▶ _Work to do_
Each line that holds the word "Wave" is to be identified and copied.
-- Start Data provided --
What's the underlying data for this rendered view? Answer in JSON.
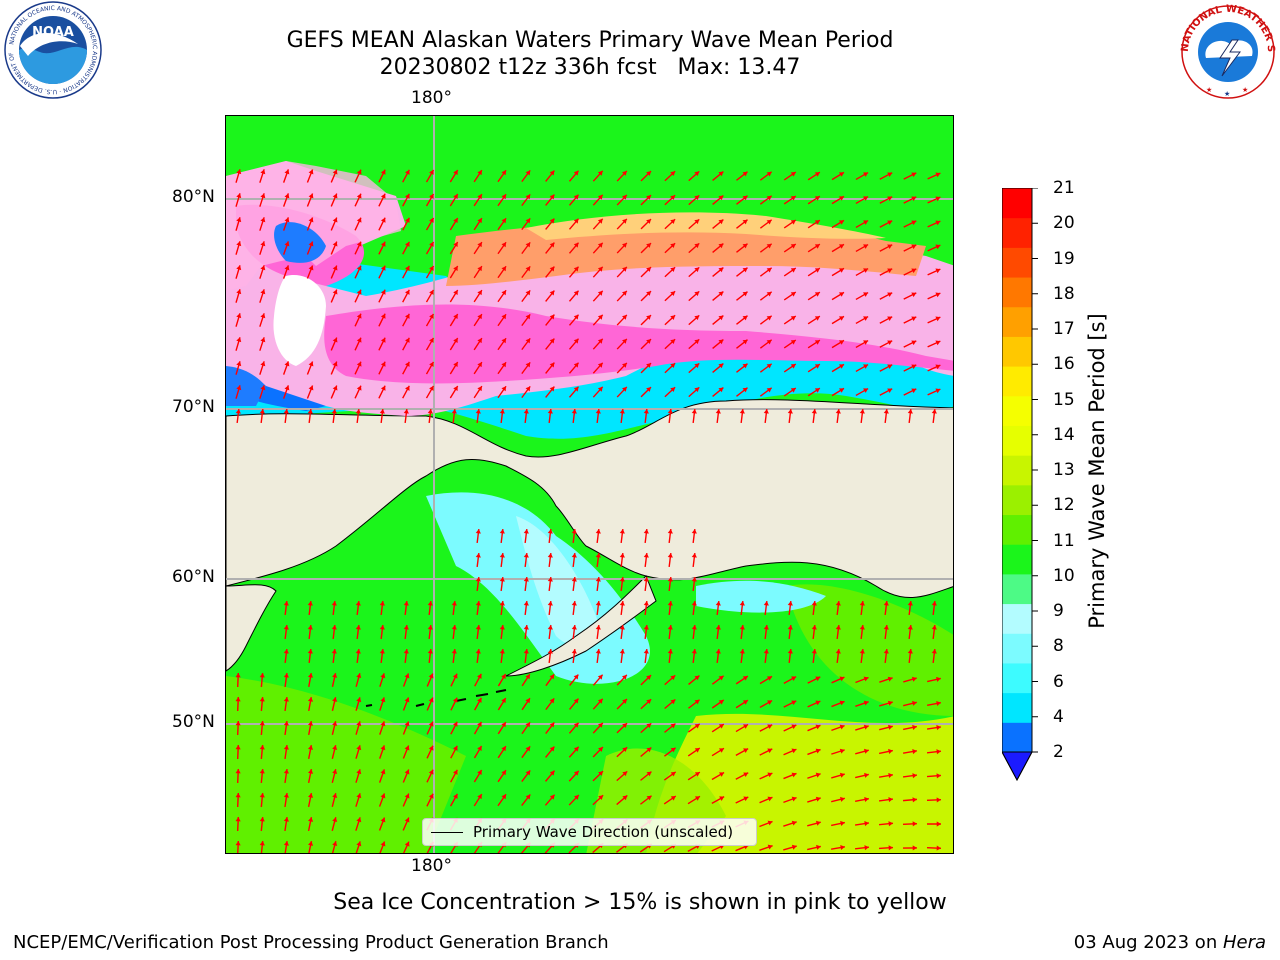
{
  "header": {
    "title_line1": "GEFS MEAN Alaskan Waters Primary Wave Mean Period",
    "title_line2": "20230802 t12z 336h fcst   Max: 13.47"
  },
  "logos": {
    "left": {
      "name": "noaa-logo",
      "text": "NOAA",
      "ring_text": "NATIONAL OCEANIC AND ATMOSPHERIC ADMINISTRATION · U.S. DEPARTMENT OF COMMERCE"
    },
    "right": {
      "name": "nws-logo",
      "ring_text": "NATIONAL WEATHER SERVICE"
    }
  },
  "map": {
    "lon_labels": [
      "180°",
      "180°"
    ],
    "lat_labels": [
      "80°N",
      "70°N",
      "60°N",
      "50°N"
    ],
    "legend_label": "Primary Wave Direction (unscaled)",
    "colors": {
      "land": "#efecdc",
      "coast": "#000000",
      "grid": "#b0b0b0",
      "arrow": "#ff0000",
      "ice_a": "#f9b3e8",
      "ice_b": "#ff66d6",
      "ice_c": "#ff9e6a",
      "ice_d": "#ffd07a"
    }
  },
  "colorbar": {
    "label": "Primary Wave Mean Period [s]",
    "ticks": [
      "21",
      "20",
      "19",
      "18",
      "17",
      "16",
      "15",
      "14",
      "13",
      "12",
      "11",
      "10",
      "9",
      "8",
      "6",
      "4",
      "2"
    ],
    "colors_bottom_to_top": [
      "#0a72ff",
      "#00e6ff",
      "#3dfbff",
      "#7cfbff",
      "#b3fcff",
      "#4dfa86",
      "#1bf51b",
      "#60f000",
      "#9bf000",
      "#c8f500",
      "#e6ff00",
      "#f5ff00",
      "#ffeb00",
      "#ffc800",
      "#ffa000",
      "#ff7800",
      "#ff4a00",
      "#ff2200",
      "#ff0000"
    ],
    "extend_color": "#1b1bff"
  },
  "footer": {
    "ice_note": "Sea Ice Concentration > 15% is shown in pink to yellow",
    "left": "NCEP/EMC/Verification Post Processing Product Generation Branch",
    "right_date": "03 Aug 2023 on ",
    "right_host": "Hera"
  }
}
-- End Data provided --
▶ _Full response_
    "title_line1": "GEFS MEAN Alaskan Waters Primary Wave Mean Period",
    "legend_label": "Primary Wave Direction (unscaled)",
    "label": "Primary Wave Mean Period [s]",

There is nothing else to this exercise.